#### Work to be completed
Look through the material below for "name". Copy every line that contains it.

________________

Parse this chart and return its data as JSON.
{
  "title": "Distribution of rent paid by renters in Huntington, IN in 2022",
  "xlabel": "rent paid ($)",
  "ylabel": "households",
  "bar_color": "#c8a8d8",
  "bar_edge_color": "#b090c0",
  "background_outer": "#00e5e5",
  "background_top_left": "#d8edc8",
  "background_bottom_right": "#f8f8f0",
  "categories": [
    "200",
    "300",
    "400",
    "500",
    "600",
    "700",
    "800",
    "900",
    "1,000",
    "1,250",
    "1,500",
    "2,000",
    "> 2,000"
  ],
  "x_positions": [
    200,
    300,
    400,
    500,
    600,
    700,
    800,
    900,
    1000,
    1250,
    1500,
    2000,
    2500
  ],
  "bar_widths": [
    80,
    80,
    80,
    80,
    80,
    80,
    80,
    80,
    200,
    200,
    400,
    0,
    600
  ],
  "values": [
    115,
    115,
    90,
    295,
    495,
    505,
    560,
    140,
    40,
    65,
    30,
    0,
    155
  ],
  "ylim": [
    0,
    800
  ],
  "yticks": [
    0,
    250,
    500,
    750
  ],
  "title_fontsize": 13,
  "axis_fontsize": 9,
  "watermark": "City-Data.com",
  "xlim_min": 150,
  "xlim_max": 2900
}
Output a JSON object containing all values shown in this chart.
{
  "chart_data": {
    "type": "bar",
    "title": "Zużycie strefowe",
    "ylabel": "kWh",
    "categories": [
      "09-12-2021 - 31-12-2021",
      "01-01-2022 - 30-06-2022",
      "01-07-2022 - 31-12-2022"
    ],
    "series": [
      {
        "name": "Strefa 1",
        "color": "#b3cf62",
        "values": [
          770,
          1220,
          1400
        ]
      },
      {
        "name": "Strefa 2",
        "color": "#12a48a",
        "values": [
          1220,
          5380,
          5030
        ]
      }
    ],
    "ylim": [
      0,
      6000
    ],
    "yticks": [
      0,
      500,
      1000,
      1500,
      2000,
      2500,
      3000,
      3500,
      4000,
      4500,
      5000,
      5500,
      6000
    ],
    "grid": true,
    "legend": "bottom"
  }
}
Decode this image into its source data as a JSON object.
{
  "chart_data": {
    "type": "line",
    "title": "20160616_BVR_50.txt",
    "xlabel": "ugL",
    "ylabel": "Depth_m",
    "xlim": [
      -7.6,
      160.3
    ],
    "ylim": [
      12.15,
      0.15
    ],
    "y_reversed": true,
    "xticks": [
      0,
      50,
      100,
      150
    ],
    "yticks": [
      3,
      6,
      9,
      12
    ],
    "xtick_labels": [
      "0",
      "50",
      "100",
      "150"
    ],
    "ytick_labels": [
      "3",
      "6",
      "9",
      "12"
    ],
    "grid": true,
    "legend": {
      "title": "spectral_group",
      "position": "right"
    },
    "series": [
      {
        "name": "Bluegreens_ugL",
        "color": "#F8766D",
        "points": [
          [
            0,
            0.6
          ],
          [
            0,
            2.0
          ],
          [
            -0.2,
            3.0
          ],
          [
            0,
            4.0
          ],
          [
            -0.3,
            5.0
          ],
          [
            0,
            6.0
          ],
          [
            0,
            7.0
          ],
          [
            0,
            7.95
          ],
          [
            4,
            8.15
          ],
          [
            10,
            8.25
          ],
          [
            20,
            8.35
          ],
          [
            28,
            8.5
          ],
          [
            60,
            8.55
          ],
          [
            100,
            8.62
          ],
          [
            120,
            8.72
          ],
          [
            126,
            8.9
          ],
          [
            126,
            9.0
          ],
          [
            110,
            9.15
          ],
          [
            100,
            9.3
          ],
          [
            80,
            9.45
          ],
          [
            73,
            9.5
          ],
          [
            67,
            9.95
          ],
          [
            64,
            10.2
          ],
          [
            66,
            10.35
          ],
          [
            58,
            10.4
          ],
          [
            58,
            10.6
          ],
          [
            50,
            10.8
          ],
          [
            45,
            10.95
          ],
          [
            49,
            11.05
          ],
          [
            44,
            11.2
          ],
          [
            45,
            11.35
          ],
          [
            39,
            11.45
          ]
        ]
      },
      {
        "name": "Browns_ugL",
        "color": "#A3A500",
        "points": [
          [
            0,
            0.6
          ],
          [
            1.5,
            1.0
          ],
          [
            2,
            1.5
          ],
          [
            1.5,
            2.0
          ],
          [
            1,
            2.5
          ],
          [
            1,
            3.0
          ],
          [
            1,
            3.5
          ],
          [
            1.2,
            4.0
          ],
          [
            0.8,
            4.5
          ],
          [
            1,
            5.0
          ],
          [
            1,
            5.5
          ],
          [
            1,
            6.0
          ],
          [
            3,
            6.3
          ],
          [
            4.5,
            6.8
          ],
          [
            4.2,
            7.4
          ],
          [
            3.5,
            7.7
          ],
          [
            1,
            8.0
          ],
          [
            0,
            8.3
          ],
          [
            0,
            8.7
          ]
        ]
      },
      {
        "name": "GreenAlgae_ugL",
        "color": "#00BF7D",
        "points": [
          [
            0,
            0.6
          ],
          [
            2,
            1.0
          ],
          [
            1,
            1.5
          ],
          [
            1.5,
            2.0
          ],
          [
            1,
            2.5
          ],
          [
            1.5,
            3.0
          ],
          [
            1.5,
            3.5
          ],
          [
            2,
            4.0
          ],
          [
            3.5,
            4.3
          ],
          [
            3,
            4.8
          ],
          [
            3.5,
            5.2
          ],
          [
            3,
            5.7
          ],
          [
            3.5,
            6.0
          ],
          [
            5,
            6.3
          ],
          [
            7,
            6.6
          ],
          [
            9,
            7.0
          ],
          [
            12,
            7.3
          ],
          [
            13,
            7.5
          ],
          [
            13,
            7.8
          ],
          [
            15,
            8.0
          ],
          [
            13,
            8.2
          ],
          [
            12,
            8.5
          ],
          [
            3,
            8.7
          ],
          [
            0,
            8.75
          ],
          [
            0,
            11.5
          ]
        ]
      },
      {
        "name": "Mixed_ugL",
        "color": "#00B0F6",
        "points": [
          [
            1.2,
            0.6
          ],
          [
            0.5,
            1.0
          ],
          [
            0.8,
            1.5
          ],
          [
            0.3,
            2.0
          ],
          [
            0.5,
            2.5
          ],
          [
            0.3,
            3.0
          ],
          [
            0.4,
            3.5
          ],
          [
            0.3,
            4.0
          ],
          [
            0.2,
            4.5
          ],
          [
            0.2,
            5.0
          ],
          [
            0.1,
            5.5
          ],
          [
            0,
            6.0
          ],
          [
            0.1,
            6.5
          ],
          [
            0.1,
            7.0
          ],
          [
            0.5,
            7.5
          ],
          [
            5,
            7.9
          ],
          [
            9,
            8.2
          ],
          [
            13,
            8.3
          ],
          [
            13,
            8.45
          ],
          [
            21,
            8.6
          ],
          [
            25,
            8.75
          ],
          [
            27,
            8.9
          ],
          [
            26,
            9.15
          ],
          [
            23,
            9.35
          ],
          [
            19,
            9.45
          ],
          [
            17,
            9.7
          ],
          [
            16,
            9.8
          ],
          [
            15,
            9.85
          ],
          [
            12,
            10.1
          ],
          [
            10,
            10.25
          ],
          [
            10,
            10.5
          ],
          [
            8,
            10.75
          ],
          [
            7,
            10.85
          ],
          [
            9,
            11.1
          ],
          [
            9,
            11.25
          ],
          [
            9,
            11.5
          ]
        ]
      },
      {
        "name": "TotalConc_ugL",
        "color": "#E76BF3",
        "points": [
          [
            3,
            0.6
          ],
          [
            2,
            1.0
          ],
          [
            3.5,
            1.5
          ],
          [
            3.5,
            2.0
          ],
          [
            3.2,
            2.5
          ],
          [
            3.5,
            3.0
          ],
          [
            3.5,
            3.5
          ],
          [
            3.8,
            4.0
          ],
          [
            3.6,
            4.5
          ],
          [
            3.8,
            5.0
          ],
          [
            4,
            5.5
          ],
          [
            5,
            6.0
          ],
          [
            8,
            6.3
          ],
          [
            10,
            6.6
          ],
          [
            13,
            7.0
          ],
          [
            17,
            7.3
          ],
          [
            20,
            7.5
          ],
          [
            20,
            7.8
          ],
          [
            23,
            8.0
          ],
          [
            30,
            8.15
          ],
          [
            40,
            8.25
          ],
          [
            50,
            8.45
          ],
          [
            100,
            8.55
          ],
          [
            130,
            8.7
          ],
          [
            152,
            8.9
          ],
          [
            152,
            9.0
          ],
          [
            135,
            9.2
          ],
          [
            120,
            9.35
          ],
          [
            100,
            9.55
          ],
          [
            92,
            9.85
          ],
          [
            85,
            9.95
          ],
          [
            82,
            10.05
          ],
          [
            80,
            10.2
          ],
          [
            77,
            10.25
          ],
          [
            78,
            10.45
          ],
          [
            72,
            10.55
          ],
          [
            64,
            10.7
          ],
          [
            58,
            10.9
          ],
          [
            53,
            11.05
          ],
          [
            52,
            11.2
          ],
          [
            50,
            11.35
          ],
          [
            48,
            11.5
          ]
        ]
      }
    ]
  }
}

________________

#### Task result
        "name": "Strefa 1",
        "name": "Strefa 2",
        "name": "Bluegreens_ugL",
        "name": "Browns_ugL",
        "name": "GreenAlgae_ugL",
        "name": "Mixed_ugL",
        "name": "TotalConc_ugL",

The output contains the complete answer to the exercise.